**Problem:** Look for "title" in each line of the entries, and return the matching lines.

**Data provided:**
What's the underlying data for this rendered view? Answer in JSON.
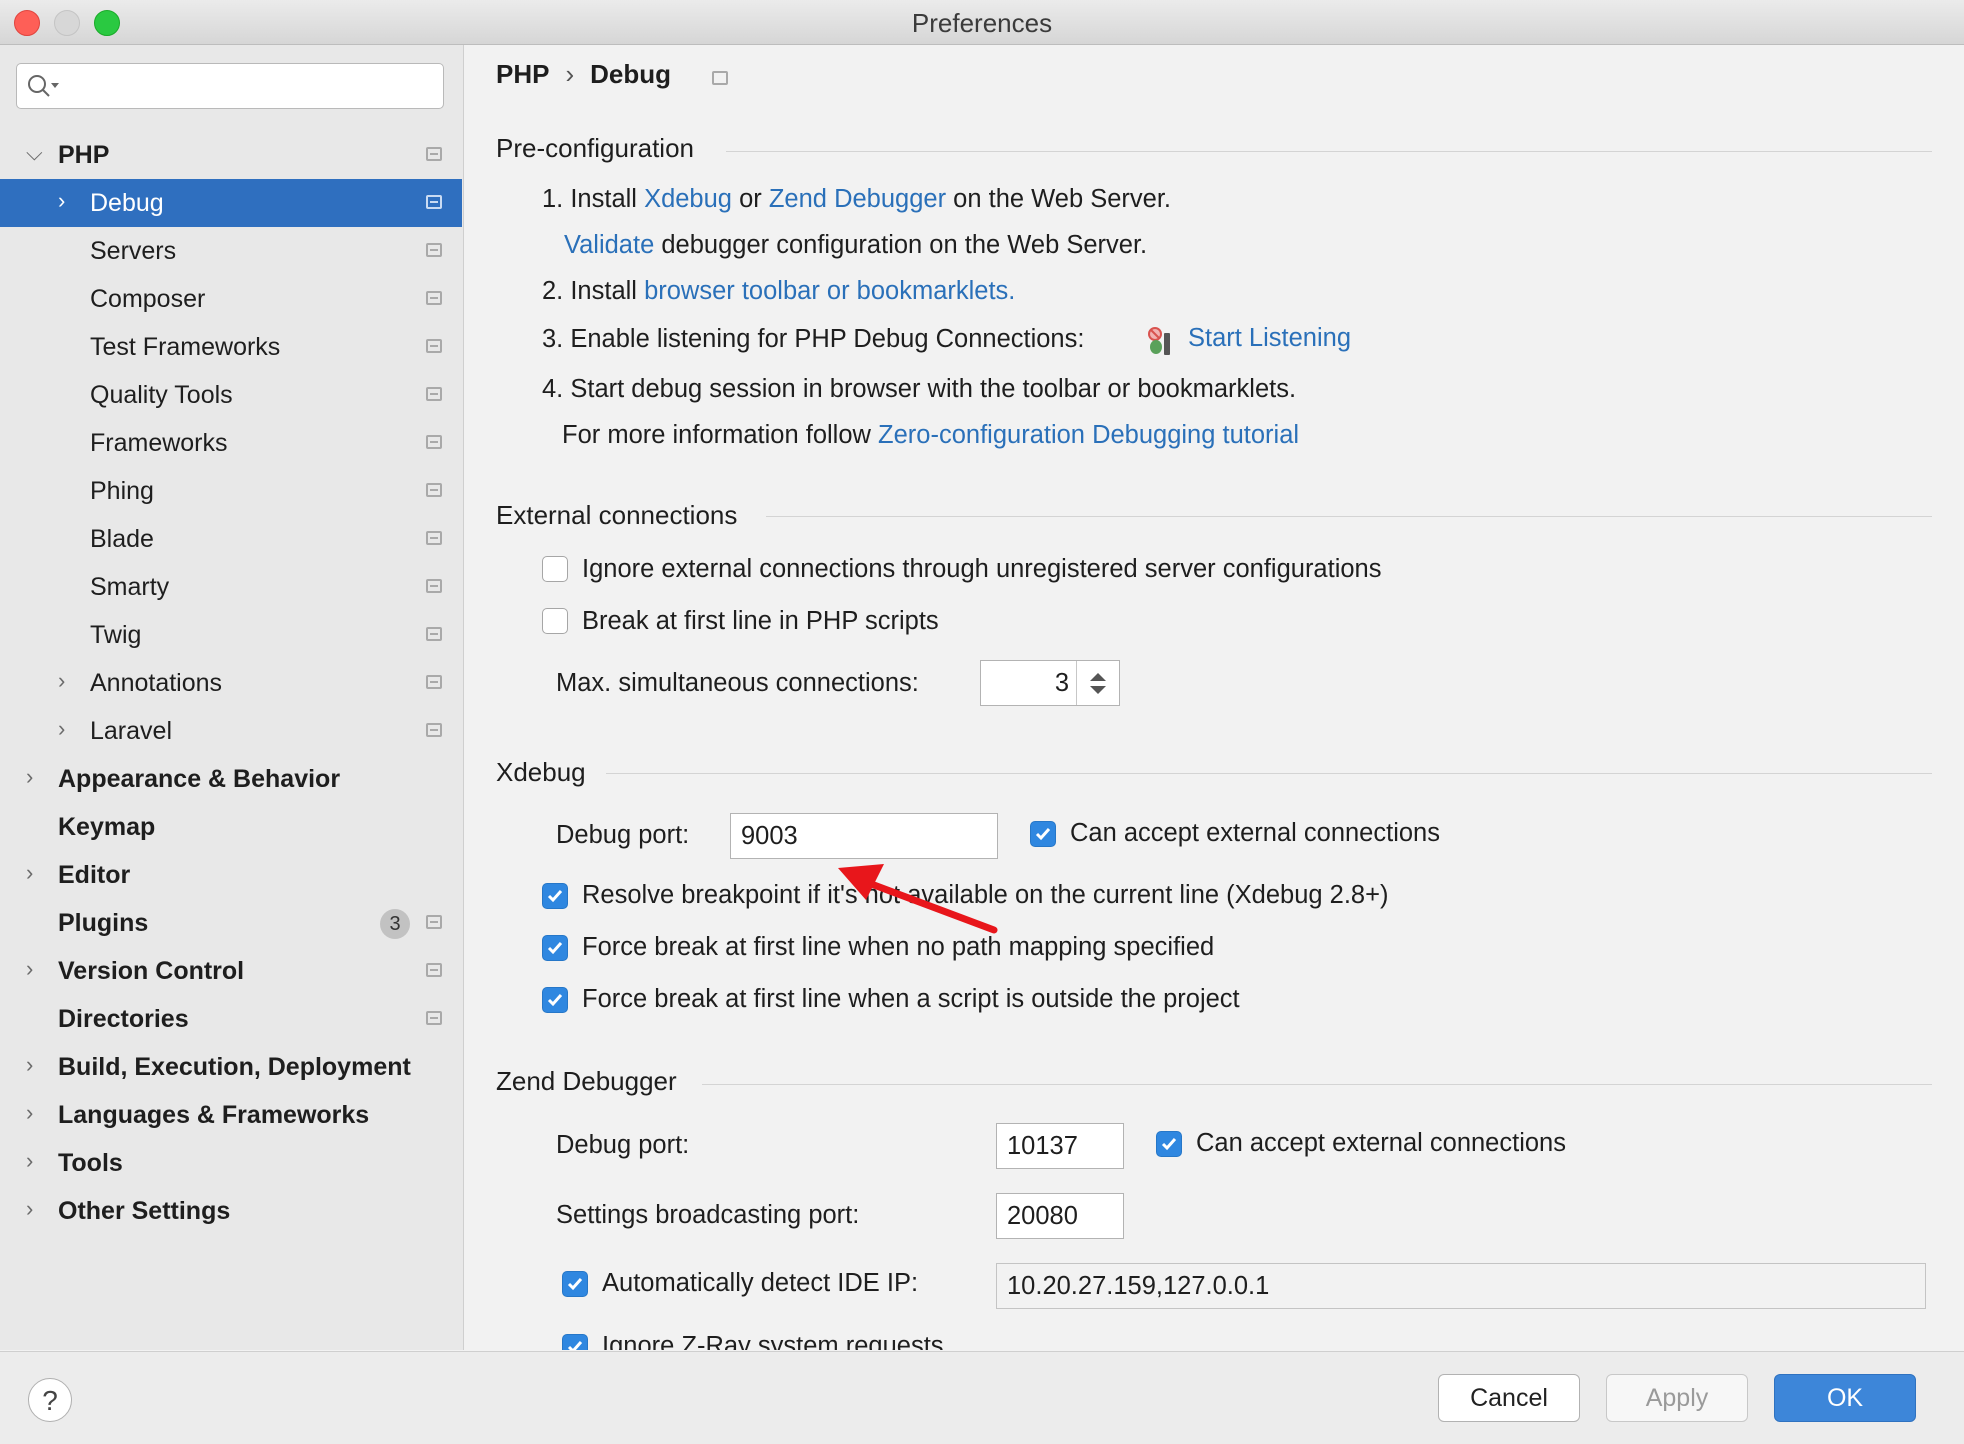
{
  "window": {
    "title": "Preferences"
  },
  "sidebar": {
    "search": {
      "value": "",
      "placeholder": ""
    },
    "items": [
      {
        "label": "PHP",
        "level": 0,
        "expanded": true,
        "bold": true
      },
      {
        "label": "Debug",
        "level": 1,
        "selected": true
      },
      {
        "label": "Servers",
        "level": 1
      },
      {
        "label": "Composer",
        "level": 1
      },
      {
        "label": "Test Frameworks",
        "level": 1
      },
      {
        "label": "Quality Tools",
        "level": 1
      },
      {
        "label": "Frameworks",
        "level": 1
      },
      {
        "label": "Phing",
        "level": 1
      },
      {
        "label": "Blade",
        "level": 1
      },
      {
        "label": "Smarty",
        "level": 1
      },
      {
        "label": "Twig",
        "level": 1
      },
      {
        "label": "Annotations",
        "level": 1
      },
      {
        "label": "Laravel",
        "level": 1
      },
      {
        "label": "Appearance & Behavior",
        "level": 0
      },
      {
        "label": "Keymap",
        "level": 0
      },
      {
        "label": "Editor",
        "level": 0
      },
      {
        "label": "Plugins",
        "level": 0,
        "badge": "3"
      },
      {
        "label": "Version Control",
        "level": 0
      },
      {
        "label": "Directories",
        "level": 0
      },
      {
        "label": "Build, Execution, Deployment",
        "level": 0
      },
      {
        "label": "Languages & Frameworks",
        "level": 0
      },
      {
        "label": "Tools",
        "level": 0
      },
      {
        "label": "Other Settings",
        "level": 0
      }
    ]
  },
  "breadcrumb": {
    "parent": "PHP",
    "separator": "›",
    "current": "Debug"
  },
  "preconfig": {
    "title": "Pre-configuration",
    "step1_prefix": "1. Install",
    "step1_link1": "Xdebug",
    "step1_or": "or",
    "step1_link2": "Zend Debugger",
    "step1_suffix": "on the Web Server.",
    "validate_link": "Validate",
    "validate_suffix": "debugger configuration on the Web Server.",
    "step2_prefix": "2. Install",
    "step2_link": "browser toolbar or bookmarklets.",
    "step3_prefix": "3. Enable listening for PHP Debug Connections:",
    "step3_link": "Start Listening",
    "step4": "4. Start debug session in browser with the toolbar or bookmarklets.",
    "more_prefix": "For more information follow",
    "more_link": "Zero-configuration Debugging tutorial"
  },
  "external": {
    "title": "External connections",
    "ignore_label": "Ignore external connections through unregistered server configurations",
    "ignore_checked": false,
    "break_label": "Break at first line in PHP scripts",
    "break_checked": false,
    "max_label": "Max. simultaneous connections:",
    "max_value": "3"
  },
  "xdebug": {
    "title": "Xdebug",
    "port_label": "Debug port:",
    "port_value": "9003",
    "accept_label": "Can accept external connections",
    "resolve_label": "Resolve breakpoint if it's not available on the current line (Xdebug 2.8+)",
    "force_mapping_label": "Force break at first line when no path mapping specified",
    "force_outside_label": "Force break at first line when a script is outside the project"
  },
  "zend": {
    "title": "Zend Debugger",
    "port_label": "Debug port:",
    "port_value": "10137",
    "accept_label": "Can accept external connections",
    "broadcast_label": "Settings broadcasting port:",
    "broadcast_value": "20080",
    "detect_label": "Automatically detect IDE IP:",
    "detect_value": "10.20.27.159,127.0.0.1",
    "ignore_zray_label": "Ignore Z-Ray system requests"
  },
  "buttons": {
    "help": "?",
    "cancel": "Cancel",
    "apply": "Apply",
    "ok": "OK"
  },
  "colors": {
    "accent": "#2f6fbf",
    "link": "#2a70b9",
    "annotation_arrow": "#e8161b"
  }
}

---

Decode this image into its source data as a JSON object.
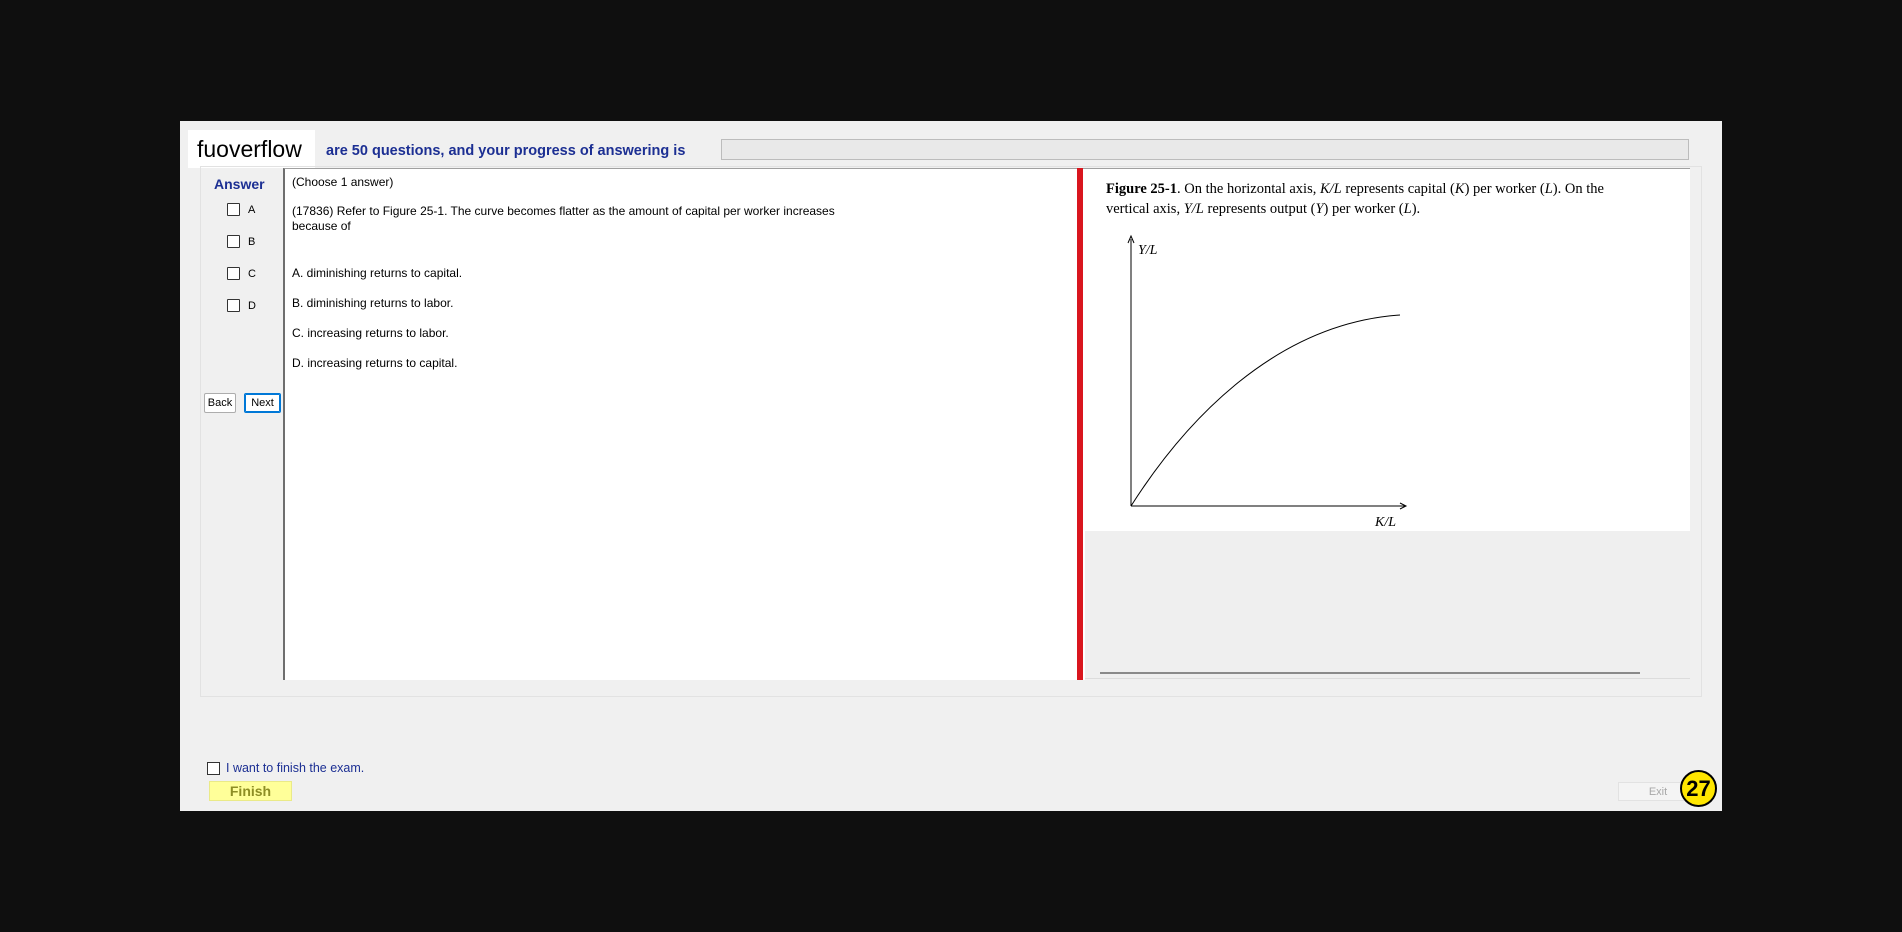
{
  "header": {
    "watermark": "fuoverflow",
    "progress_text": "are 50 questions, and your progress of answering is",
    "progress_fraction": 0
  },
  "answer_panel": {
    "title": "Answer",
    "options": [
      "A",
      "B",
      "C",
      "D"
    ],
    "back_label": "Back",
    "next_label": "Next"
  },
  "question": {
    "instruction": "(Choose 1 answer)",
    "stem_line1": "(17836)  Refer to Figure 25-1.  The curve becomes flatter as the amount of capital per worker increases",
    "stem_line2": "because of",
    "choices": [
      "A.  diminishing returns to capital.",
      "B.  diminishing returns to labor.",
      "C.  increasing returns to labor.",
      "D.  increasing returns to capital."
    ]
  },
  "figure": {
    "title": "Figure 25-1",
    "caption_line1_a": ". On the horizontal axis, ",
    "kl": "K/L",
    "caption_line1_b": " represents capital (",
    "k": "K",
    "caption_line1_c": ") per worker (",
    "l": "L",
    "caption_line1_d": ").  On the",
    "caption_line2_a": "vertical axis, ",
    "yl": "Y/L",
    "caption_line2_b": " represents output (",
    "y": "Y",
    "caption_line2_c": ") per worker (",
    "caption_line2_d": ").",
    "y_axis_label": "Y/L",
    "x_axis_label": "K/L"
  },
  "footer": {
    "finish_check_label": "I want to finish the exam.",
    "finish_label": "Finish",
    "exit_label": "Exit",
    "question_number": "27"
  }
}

**Result of the exercise:**
    "title": "Preferences"
    "title": "Pre-configuration",
    "title": "External connections",
    "title": "Xdebug",
    "title": "Zend Debugger",
    "title": "Answer",
    "title": "Figure 25-1",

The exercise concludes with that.